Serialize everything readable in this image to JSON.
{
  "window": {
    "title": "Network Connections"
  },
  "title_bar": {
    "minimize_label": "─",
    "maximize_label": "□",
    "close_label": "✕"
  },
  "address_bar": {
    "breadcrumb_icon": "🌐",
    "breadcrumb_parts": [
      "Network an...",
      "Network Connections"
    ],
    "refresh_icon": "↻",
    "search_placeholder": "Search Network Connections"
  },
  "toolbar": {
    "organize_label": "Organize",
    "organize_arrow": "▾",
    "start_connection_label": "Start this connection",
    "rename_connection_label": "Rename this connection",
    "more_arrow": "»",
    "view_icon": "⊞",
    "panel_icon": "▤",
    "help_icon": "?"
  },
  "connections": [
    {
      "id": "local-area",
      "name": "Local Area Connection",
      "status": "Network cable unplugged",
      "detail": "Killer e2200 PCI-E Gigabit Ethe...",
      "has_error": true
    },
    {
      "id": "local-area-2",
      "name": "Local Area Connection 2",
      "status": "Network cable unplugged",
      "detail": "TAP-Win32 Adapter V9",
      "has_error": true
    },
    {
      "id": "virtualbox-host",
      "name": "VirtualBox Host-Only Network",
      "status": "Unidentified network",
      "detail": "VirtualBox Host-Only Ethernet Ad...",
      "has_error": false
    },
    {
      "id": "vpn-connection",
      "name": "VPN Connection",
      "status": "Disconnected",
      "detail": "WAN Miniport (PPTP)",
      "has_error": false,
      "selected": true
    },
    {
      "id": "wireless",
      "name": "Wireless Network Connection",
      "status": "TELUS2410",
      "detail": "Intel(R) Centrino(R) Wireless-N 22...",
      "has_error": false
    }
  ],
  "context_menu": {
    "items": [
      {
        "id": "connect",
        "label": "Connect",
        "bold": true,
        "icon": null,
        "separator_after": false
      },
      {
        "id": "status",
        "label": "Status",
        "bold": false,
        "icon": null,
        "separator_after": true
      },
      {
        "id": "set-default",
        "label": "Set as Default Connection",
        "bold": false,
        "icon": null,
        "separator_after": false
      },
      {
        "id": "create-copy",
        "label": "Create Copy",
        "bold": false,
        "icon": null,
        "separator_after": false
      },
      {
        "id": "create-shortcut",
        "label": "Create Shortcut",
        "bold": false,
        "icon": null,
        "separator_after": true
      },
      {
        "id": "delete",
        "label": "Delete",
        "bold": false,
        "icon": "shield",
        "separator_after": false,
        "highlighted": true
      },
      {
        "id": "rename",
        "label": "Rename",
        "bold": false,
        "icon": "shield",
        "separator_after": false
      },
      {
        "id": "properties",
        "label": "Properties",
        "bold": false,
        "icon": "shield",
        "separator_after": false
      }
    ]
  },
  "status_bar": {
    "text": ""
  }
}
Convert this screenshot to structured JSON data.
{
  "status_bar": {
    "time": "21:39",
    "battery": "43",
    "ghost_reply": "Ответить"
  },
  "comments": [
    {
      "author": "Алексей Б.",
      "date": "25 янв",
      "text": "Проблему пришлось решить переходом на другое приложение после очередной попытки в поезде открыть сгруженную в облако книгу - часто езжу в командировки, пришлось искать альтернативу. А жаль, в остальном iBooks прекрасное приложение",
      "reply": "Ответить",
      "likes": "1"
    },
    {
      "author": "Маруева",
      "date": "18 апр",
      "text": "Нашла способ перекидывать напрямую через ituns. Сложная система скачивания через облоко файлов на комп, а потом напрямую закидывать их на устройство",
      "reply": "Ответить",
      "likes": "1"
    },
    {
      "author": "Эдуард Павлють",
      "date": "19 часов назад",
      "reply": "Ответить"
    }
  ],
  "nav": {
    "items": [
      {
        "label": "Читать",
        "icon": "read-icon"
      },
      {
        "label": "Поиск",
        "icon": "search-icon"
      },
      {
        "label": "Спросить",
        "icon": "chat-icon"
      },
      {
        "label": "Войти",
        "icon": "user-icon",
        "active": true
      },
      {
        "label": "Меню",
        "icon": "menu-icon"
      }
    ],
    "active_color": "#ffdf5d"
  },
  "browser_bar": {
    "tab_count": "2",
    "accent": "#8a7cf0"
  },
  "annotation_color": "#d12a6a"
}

> _Task brief_: Repeat the records exactly, including every line.

> _Problem solution_:
Serialize everything readable in this image to JSON.
{
  "window": {
    "title": "Network Connections"
  },
  "title_bar": {
    "minimize_label": "─",
    "maximize_label": "□",
    "close_label": "✕"
  },
  "address_bar": {
    "breadcrumb_icon": "🌐",
    "breadcrumb_parts": [
      "Network an...",
      "Network Connections"
    ],
    "refresh_icon": "↻",
    "search_placeholder": "Search Network Connections"
  },
  "toolbar": {
    "organize_label": "Organize",
    "organize_arrow": "▾",
    "start_connection_label": "Start this connection",
    "rename_connection_label": "Rename this connection",
    "more_arrow": "»",
    "view_icon": "⊞",
    "panel_icon": "▤",
    "help_icon": "?"
  },
  "connections": [
    {
      "id": "local-area",
      "name": "Local Area Connection",
      "status": "Network cable unplugged",
      "detail": "Killer e2200 PCI-E Gigabit Ethe...",
      "has_error": true
    },
    {
      "id": "local-area-2",
      "name": "Local Area Connection 2",
      "status": "Network cable unplugged",
      "detail": "TAP-Win32 Adapter V9",
      "has_error": true
    },
    {
      "id": "virtualbox-host",
      "name": "VirtualBox Host-Only Network",
      "status": "Unidentified network",
      "detail": "VirtualBox Host-Only Ethernet Ad...",
      "has_error": false
    },
    {
      "id": "vpn-connection",
      "name": "VPN Connection",
      "status": "Disconnected",
      "detail": "WAN Miniport (PPTP)",
      "has_error": false,
      "selected": true
    },
    {
      "id": "wireless",
      "name": "Wireless Network Connection",
      "status": "TELUS2410",
      "detail": "Intel(R) Centrino(R) Wireless-N 22...",
      "has_error": false
    }
  ],
  "context_menu": {
    "items": [
      {
        "id": "connect",
        "label": "Connect",
        "bold": true,
        "icon": null,
        "separator_after": false
      },
      {
        "id": "status",
        "label": "Status",
        "bold": false,
        "icon": null,
        "separator_after": true
      },
      {
        "id": "set-default",
        "label": "Set as Default Connection",
        "bold": false,
        "icon": null,
        "separator_after": false
      },
      {
        "id": "create-copy",
        "label": "Create Copy",
        "bold": false,
        "icon": null,
        "separator_after": false
      },
      {
        "id": "create-shortcut",
        "label": "Create Shortcut",
        "bold": false,
        "icon": null,
        "separator_after": true
      },
      {
        "id": "delete",
        "label": "Delete",
        "bold": false,
        "icon": "shield",
        "separator_after": false,
        "highlighted": true
      },
      {
        "id": "rename",
        "label": "Rename",
        "bold": false,
        "icon": "shield",
        "separator_after": false
      },
      {
        "id": "properties",
        "label": "Properties",
        "bold": false,
        "icon": "shield",
        "separator_after": false
      }
    ]
  },
  "status_bar": {
    "text": ""
  }
}
Convert this screenshot to structured JSON data.
{
  "status_bar": {
    "time": "21:39",
    "battery": "43",
    "ghost_reply": "Ответить"
  },
  "comments": [
    {
      "author": "Алексей Б.",
      "date": "25 янв",
      "text": "Проблему пришлось решить переходом на другое приложение после очередной попытки в поезде открыть сгруженную в облако книгу - часто езжу в командировки, пришлось искать альтернативу. А жаль, в остальном iBooks прекрасное приложение",
      "reply": "Ответить",
      "likes": "1"
    },
    {
      "author": "Маруева",
      "date": "18 апр",
      "text": "Нашла способ перекидывать напрямую через ituns. Сложная система скачивания через облоко файлов на комп, а потом напрямую закидывать их на устройство",
      "reply": "Ответить",
      "likes": "1"
    },
    {
      "author": "Эдуард Павлють",
      "date": "19 часов назад",
      "reply": "Ответить"
    }
  ],
  "nav": {
    "items": [
      {
        "label": "Читать",
        "icon": "read-icon"
      },
      {
        "label": "Поиск",
        "icon": "search-icon"
      },
      {
        "label": "Спросить",
        "icon": "chat-icon"
      },
      {
        "label": "Войти",
        "icon": "user-icon",
        "active": true
      },
      {
        "label": "Меню",
        "icon": "menu-icon"
      }
    ],
    "active_color": "#ffdf5d"
  },
  "browser_bar": {
    "tab_count": "2",
    "accent": "#8a7cf0"
  },
  "annotation_color": "#d12a6a"
}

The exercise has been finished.